When First Lady Michelle Obama planted a vegetable garden at the White House during her husband’s first term, she was following in the green footsteps of other Executive-level gardeners. That’s not to say that every First Family has planted spinach, hot peppers, and basil where heads of state usually tread. But Mrs. Obama joined a long line of Presidents and spouses who’ve brought their love of farming or gardening to our nation’s highest office. (Image: © Thomas Jefferson Foundation at Monticello/photograph by Mary Porter)

Our first three presidents were enthusiastic gardeners. George Washington, whose plantation home at Mount Vernon eventually encompassed 8,000 acres, wrote in 1797, “…(a) man ought to be a good Kitchen Gardener, to have some knowledge of a Green house and hot house; and how to raise things in hot beds.”

John Adams, who took office in 1797, was a farmer’s son who became interested in ornamentals after traveling throughout the U.S. and Europe. He and Washington experimented for years to come up with a perfect recipe for compost. (Today’s organic gardeners are still looking for the perfect blend of ingredients.)

☆ ☆ ☆

**Work request 1**
Name every plant listed in the passage on presidential gardening.
**Work request 2**
Please mark each statement yes or no according to the passage on presidential gardening, and quote the words that decide it. (a) Washington's plantation home at Mount Vernon eventually covered 8,000 acres. (b) John Adams took office in 1798. (c) Adams and Washington spent years trying to find a perfect recipe for compost.

(Source data)
☆ ☆ ☆

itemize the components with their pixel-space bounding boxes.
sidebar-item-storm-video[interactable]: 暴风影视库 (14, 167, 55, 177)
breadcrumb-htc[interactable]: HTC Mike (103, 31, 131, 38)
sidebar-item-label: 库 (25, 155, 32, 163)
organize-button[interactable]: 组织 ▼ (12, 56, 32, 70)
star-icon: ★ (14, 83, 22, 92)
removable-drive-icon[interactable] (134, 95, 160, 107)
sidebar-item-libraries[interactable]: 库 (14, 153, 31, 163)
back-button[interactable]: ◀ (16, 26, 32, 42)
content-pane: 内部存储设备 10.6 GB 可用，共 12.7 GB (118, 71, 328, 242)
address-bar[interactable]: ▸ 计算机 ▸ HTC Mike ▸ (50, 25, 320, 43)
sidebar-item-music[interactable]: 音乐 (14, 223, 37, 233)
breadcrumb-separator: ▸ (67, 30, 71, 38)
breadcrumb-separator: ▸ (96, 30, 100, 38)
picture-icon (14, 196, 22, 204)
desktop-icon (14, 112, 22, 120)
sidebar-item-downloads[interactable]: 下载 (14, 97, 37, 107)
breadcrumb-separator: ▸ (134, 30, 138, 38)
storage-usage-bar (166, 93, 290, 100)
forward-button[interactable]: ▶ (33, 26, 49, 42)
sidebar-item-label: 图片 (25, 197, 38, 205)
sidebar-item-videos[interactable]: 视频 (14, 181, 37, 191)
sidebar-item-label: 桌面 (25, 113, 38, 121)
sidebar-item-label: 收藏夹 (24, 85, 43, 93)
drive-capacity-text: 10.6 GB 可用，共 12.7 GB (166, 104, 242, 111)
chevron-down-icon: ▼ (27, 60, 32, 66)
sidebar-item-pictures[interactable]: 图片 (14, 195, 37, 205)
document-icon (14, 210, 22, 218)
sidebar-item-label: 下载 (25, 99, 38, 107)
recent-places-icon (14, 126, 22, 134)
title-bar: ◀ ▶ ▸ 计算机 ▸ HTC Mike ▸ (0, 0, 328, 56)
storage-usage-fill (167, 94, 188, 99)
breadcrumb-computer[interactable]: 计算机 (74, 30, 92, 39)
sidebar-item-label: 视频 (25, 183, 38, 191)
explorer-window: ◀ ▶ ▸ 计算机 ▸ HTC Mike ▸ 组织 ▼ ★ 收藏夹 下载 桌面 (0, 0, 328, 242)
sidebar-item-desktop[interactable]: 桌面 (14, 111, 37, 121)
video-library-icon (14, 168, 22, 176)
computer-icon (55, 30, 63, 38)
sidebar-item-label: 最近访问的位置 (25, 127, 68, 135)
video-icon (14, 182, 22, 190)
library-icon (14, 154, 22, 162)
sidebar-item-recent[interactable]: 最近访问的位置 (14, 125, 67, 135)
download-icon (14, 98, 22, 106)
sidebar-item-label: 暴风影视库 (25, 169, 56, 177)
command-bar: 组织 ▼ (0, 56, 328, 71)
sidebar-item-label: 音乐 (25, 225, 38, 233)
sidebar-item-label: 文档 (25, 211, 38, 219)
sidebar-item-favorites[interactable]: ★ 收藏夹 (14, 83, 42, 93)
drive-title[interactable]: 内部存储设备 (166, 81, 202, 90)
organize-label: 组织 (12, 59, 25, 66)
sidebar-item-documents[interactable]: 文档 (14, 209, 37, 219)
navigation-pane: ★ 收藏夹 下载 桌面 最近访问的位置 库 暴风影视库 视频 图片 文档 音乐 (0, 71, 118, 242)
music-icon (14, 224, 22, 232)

☆ ☆ ☆

**Your solution 1**
Spinach, hot peppers, basil

**Your solution 2**
(a) Yes: "whose plantation home at Mount Vernon eventually encompassed 8,000 acres"
(b) No: "John Adams, who took office in 1797"
(c) Yes: "He and Washington experimented for years to come up with a perfect recipe for compost."